══ Data listing ══

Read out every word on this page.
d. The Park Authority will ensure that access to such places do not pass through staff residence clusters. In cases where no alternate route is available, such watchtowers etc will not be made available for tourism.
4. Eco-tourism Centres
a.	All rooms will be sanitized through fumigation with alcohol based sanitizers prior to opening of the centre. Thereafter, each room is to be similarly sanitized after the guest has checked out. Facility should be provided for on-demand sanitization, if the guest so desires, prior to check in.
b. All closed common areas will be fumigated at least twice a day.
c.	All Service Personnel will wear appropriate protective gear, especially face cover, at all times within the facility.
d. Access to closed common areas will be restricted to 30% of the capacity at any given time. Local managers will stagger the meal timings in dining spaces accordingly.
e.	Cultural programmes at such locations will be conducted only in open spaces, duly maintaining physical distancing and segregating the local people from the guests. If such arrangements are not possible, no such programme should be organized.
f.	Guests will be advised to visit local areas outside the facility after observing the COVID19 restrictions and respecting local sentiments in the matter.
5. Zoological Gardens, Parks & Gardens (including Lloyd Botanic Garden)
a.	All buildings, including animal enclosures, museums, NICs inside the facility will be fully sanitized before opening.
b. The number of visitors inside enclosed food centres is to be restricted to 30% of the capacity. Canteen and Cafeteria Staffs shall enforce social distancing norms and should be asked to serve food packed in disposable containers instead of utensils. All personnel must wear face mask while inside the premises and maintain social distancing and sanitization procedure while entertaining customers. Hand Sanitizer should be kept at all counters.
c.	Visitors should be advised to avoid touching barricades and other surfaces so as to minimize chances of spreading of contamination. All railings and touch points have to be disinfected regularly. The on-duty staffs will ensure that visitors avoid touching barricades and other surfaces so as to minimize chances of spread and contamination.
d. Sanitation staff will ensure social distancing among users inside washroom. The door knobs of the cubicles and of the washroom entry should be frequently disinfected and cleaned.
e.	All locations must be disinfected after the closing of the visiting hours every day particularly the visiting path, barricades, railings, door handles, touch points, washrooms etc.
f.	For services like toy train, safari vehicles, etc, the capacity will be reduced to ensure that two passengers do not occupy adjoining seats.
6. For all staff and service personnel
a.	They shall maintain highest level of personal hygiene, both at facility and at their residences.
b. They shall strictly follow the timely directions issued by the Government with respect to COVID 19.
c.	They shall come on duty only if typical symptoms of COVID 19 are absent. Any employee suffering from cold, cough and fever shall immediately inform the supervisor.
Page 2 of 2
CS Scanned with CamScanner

═══

**Exercise objective**.
The entries above should be repeated exactly, every one of them.

**Task result**.
Read out every word on this page.
d. The Park Authority will ensure that access to such places do not pass through staff residence clusters. In cases where no alternate route is available, such watchtowers etc will not be made available for tourism.
4. Eco-tourism Centres
a.	All rooms will be sanitized through fumigation with alcohol based sanitizers prior to opening of the centre. Thereafter, each room is to be similarly sanitized after the guest has checked out. Facility should be provided for on-demand sanitization, if the guest so desires, prior to check in.
b. All closed common areas will be fumigated at least twice a day.
c.	All Service Personnel will wear appropriate protective gear, especially face cover, at all times within the facility.
d. Access to closed common areas will be restricted to 30% of the capacity at any given time. Local managers will stagger the meal timings in dining spaces accordingly.
e.	Cultural programmes at such locations will be conducted only in open spaces, duly maintaining physical distancing and segregating the local people from the guests. If such arrangements are not possible, no such programme should be organized.
f.	Guests will be advised to visit local areas outside the facility after observing the COVID19 restrictions and respecting local sentiments in the matter.
5. Zoological Gardens, Parks & Gardens (including Lloyd Botanic Garden)
a.	All buildings, including animal enclosures, museums, NICs inside the facility will be fully sanitized before opening.
b. The number of visitors inside enclosed food centres is to be restricted to 30% of the capacity. Canteen and Cafeteria Staffs shall enforce social distancing norms and should be asked to serve food packed in disposable containers instead of utensils. All personnel must wear face mask while inside the premises and maintain social distancing and sanitization procedure while entertaining customers. Hand Sanitizer should be kept at all counters.
c.	Visitors should be advised to avoid touching barricades and other surfaces so as to minimize chances of spreading of contamination. All railings and touch points have to be disinfected regularly. The on-duty staffs will ensure that visitors avoid touching barricades and other surfaces so as to minimize chances of spread and contamination.
d. Sanitation staff will ensure social distancing among users inside washroom. The door knobs of the cubicles and of the washroom entry should be frequently disinfected and cleaned.
e.	All locations must be disinfected after the closing of the visiting hours every day particularly the visiting path, barricades, railings, door handles, touch points, washrooms etc.
f.	For services like toy train, safari vehicles, etc, the capacity will be reduced to ensure that two passengers do not occupy adjoining seats.
6. For all staff and service personnel
a.	They shall maintain highest level of personal hygiene, both at facility and at their residences.
b. They shall strictly follow the timely directions issued by the Government with respect to COVID 19.
c.	They shall come on duty only if typical symptoms of COVID 19 are absent. Any employee suffering from cold, cough and fever shall immediately inform the supervisor.
Page 2 of 2
CS Scanned with CamScanner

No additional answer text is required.